EXTRACTED TEXT ::
◇ ◇ ◇ ◇
In Reply to: I'm confuzzled.. posted by Taceas on April 21, 2003 at 22:22:07:

:Hopefully that charcoal male will turn out to be het amel. That'd be a huge bonus for you to be able to produce blizzards in the first gen.

:Am I thinking wrong in thinking that a blizzard is amel x anery B? I thought for me to produce a blizzard, I need one parent amel (or het amel) and one parent charcoal (or het charcoal). Which I would have by having a blizzard female and charcoal male, correct?

Yeah, a blizzard is a combo of the amel and charcoal mutations. Thing is, though, that both mutations are recessive...don't know how much you know about genetics, so I apologize if I'm oversimplifying here.

In each chromosome pair there are two complimentary copies of genetic code. Take the amelanism locus (location on the chromosome pair), for example. If both chromosomes are mutated at the amelanism locus, the ability to produce melanin is lost and the snake is 'amelanistic'. In order for this to happen, BOTH of the pair must be mutated...i.e. the animal is homozygous for this mutation.
◇ ◇ ◇ ◇
RECORDS PROVIDED ::

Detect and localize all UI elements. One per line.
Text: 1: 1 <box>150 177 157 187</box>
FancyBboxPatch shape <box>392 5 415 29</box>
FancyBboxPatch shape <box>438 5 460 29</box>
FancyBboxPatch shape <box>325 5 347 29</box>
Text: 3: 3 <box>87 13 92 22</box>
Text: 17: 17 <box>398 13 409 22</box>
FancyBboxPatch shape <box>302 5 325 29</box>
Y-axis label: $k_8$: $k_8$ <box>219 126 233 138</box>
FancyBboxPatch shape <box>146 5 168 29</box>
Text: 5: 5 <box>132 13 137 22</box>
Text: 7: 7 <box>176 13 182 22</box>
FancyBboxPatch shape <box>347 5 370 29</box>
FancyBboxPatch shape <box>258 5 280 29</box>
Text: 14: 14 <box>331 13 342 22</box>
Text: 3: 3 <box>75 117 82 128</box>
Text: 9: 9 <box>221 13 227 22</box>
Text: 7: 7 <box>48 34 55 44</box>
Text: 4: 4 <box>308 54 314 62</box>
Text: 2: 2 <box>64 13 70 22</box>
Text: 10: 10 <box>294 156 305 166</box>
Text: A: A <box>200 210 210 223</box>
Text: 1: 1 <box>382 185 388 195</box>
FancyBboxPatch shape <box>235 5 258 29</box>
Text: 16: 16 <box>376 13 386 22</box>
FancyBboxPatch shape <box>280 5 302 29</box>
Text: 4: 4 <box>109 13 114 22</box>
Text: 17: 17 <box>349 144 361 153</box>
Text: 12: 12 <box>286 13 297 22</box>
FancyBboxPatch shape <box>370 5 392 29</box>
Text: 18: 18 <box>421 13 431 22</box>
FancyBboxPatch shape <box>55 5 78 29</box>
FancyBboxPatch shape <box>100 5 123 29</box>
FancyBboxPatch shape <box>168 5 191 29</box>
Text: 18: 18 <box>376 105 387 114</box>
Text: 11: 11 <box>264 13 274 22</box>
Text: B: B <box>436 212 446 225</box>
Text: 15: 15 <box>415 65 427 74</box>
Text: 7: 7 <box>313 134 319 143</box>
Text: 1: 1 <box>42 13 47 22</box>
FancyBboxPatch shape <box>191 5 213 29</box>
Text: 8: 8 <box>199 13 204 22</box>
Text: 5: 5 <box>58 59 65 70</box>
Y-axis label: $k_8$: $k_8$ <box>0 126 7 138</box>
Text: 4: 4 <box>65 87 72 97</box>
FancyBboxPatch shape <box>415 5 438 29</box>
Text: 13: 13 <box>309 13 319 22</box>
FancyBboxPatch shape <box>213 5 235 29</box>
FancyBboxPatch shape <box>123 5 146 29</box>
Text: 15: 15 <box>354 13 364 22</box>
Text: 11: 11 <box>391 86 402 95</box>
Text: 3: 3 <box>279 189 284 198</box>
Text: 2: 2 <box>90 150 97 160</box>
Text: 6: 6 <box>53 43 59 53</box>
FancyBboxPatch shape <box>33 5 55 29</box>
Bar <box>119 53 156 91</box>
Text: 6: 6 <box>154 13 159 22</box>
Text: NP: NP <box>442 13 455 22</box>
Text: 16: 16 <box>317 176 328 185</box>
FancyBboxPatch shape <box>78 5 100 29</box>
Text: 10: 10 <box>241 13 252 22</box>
◇ ◇ ◇ ◇
CHECK YOUR UNDERSTANDING ::
[A] In the forum reply on snake genetics, rewrite the paragraph beginning "In each chromosome pair" as a short bulleted list that keeps its main facts.
[B] In the forum reply on snake genetics, rewrite the passage from "In Reply to: I'm" to "charcoal male, correct?", swapping "charcoal male" for "anery male".
[C] According to the forum reply on snake genetics, which two mutations combine to make a blizzard?

ANSWERS FOR THE TASKS ::
[A]
- Each chromosome pair carries two complementary copies of genetic code.
- The amelanism locus is one such location on the chromosome pair.
- If both chromosomes are mutated at that locus, the snake can no longer produce melanin and is amelanistic.
- Both copies must be mutated for this to happen, meaning the animal is homozygous for the mutation.

[B]
In Reply to: I'm confuzzled.. posted by Taceas on April 21, 2003 at 22:22:07:

:Hopefully that anery male will turn out to be het amel. That'd be a huge bonus for you to be able to produce blizzards in the first gen.

:Am I thinking wrong in thinking that a blizzard is amel x anery B? I thought for me to produce a blizzard, I need one parent amel (or het amel) and one parent charcoal (or het charcoal). Which I would have by having a blizzard female and anery male, correct?

[C] The amel and charcoal mutations.